OBJECTIVE >> Narrow the data below down to the lines containing "hole".

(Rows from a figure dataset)
· · · ·
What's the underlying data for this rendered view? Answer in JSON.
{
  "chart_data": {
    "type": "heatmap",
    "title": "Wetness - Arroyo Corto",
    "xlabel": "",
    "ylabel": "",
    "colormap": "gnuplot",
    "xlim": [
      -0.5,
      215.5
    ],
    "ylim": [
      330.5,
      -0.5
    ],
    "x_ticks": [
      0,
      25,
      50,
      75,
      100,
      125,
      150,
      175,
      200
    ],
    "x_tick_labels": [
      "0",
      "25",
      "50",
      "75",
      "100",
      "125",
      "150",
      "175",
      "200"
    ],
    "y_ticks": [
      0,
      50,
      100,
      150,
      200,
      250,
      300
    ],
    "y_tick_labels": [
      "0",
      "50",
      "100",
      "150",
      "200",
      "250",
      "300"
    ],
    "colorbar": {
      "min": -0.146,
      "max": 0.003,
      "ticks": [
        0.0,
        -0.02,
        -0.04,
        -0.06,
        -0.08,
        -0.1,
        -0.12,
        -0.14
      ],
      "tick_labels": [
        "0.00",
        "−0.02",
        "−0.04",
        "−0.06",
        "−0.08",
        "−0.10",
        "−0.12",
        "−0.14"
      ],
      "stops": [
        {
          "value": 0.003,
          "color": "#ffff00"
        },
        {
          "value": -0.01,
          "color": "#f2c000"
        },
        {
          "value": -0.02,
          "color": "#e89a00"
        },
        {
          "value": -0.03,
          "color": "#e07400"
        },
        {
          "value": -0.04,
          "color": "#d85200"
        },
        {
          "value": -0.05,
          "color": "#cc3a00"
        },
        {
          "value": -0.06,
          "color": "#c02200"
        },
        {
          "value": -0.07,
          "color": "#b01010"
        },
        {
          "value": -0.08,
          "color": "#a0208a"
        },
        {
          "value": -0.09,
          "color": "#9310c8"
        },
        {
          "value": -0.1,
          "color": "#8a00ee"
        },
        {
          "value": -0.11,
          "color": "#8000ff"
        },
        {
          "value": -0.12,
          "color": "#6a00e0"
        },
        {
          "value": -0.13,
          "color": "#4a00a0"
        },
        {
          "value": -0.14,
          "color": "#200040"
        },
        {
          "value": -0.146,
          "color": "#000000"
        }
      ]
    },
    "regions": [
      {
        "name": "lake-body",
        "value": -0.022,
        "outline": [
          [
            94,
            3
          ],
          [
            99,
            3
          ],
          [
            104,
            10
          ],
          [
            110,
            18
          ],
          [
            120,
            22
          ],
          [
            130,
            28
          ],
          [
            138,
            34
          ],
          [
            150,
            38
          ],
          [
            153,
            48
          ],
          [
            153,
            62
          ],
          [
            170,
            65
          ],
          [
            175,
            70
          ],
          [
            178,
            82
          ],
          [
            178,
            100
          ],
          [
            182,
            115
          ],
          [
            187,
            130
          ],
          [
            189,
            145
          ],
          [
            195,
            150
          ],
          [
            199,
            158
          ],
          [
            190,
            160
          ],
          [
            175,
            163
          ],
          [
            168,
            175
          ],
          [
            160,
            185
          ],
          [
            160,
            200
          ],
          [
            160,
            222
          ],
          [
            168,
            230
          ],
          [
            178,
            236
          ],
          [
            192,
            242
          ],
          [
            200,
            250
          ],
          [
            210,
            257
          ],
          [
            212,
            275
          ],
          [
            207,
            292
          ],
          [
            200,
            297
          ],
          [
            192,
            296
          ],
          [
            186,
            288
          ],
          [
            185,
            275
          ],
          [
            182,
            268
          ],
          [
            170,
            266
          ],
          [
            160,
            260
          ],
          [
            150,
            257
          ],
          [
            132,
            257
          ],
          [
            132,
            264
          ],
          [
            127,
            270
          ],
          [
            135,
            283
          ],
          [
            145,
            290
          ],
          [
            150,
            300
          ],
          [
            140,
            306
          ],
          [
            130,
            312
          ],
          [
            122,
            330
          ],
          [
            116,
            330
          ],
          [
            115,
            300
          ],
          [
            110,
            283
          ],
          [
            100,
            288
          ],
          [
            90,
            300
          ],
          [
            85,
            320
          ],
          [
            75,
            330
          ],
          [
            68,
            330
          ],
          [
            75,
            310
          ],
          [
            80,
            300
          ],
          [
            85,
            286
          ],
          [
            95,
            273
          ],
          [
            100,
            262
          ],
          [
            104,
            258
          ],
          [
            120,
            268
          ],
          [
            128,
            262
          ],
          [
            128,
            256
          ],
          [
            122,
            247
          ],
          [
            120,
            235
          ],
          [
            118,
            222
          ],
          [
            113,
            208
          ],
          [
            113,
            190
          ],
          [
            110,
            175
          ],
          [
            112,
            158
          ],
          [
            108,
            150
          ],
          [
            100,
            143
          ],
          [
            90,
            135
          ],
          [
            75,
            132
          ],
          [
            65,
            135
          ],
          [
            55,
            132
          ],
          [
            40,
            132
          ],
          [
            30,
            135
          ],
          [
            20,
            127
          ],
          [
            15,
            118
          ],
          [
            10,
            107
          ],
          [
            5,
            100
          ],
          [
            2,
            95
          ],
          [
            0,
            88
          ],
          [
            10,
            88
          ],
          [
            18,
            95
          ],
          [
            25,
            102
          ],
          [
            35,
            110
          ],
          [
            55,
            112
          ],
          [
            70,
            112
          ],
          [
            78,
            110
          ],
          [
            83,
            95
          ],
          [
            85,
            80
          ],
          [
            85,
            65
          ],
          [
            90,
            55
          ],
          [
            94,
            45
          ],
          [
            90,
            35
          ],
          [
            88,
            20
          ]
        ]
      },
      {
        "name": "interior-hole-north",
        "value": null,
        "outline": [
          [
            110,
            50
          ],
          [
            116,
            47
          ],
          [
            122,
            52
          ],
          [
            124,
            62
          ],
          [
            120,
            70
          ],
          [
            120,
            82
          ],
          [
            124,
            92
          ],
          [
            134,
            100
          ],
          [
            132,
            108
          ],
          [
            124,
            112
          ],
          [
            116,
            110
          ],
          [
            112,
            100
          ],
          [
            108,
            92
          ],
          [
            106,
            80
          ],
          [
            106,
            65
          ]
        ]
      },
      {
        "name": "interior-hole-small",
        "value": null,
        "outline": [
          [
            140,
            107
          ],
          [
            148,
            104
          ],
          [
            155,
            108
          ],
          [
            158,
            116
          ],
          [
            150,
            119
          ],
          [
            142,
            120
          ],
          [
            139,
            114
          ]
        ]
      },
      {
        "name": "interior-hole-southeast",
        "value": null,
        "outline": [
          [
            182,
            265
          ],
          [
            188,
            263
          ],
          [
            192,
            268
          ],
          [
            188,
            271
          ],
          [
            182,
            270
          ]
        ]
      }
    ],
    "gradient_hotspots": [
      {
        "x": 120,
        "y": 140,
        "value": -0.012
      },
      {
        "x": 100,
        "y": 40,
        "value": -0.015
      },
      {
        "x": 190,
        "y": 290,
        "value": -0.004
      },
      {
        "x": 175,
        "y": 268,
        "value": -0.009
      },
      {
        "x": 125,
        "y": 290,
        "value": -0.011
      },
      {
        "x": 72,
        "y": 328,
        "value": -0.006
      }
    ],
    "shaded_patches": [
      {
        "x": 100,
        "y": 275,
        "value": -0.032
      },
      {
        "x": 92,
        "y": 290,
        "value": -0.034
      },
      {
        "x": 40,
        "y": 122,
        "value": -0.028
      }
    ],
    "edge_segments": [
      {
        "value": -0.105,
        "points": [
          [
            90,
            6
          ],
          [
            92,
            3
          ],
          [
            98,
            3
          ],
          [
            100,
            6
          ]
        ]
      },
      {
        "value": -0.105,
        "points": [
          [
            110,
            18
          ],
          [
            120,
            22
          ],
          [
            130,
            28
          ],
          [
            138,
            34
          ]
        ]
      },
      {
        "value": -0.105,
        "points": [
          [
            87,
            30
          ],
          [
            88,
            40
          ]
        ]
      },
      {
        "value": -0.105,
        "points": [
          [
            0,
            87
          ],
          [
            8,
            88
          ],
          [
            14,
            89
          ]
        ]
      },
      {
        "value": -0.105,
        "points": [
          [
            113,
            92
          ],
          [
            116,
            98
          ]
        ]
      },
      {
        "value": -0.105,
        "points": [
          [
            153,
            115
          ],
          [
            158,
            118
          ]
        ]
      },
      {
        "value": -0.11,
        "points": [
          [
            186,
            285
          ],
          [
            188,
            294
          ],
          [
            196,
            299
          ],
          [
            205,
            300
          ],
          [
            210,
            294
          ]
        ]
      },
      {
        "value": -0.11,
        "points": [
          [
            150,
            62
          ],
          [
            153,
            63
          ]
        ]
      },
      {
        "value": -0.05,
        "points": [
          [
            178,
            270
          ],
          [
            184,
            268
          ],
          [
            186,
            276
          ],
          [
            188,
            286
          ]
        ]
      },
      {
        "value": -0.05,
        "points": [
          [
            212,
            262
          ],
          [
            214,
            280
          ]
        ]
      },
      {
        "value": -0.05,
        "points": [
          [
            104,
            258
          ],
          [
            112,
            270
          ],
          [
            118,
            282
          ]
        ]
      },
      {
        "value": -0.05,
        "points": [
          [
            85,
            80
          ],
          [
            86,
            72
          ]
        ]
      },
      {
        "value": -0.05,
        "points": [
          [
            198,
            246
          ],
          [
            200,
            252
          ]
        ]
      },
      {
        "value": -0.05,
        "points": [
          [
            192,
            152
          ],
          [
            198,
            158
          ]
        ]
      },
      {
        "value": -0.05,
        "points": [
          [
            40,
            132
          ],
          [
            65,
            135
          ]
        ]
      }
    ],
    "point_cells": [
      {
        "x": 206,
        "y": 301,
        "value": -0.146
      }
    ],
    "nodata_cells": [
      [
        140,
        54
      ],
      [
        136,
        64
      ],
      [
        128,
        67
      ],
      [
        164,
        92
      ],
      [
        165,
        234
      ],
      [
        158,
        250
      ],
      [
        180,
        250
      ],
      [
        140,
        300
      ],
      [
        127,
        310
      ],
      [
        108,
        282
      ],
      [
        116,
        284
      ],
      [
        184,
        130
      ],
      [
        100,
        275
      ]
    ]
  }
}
· · · ·
RESPONSE TO THE EXERCISE >>
        "name": "interior-hole-north",
        "name": "interior-hole-small",
        "name": "interior-hole-southeast",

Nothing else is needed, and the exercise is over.